▸ **Given problem**: Return each entry exactly, with none missing.

____________

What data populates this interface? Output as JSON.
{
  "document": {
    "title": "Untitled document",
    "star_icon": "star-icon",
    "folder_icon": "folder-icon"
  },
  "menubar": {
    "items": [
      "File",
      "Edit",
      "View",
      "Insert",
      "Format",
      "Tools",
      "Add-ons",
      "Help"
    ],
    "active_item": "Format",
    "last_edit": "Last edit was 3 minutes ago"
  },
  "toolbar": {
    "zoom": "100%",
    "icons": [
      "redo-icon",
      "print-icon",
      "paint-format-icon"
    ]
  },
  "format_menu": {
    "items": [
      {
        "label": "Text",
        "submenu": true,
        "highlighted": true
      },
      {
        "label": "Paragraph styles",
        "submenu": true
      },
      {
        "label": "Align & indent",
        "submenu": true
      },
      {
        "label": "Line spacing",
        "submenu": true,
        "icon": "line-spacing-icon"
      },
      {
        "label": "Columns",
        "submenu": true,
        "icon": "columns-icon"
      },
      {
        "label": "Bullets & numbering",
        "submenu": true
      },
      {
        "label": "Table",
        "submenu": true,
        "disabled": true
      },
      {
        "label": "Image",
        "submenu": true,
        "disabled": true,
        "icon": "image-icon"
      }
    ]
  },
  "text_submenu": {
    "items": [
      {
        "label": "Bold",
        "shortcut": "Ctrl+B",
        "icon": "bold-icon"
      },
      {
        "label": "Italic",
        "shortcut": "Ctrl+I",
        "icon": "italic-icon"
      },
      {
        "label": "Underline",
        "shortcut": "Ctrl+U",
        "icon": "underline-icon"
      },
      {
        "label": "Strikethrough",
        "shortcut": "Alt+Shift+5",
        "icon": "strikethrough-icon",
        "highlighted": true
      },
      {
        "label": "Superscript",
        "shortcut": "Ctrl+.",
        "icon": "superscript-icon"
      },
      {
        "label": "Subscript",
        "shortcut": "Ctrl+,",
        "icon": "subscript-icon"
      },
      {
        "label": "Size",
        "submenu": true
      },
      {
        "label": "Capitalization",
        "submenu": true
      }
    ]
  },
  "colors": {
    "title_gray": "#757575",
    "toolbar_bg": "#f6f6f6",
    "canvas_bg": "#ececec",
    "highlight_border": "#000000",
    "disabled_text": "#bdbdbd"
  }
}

____________

▸ **Exercise solution**:
What data populates this interface? Output as JSON.
{
  "document": {
    "title": "Untitled document",
    "star_icon": "star-icon",
    "folder_icon": "folder-icon"
  },
  "menubar": {
    "items": [
      "File",
      "Edit",
      "View",
      "Insert",
      "Format",
      "Tools",
      "Add-ons",
      "Help"
    ],
    "active_item": "Format",
    "last_edit": "Last edit was 3 minutes ago"
  },
  "toolbar": {
    "zoom": "100%",
    "icons": [
      "redo-icon",
      "print-icon",
      "paint-format-icon"
    ]
  },
  "format_menu": {
    "items": [
      {
        "label": "Text",
        "submenu": true,
        "highlighted": true
      },
      {
        "label": "Paragraph styles",
        "submenu": true
      },
      {
        "label": "Align & indent",
        "submenu": true
      },
      {
        "label": "Line spacing",
        "submenu": true,
        "icon": "line-spacing-icon"
      },
      {
        "label": "Columns",
        "submenu": true,
        "icon": "columns-icon"
      },
      {
        "label": "Bullets & numbering",
        "submenu": true
      },
      {
        "label": "Table",
        "submenu": true,
        "disabled": true
      },
      {
        "label": "Image",
        "submenu": true,
        "disabled": true,
        "icon": "image-icon"
      }
    ]
  },
  "text_submenu": {
    "items": [
      {
        "label": "Bold",
        "shortcut": "Ctrl+B",
        "icon": "bold-icon"
      },
      {
        "label": "Italic",
        "shortcut": "Ctrl+I",
        "icon": "italic-icon"
      },
      {
        "label": "Underline",
        "shortcut": "Ctrl+U",
        "icon": "underline-icon"
      },
      {
        "label": "Strikethrough",
        "shortcut": "Alt+Shift+5",
        "icon": "strikethrough-icon",
        "highlighted": true
      },
      {
        "label": "Superscript",
        "shortcut": "Ctrl+.",
        "icon": "superscript-icon"
      },
      {
        "label": "Subscript",
        "shortcut": "Ctrl+,",
        "icon": "subscript-icon"
      },
      {
        "label": "Size",
        "submenu": true
      },
      {
        "label": "Capitalization",
        "submenu": true
      }
    ]
  },
  "colors": {
    "title_gray": "#757575",
    "toolbar_bg": "#f6f6f6",
    "canvas_bg": "#ececec",
    "highlight_border": "#000000",
    "disabled_text": "#bdbdbd"
  }
}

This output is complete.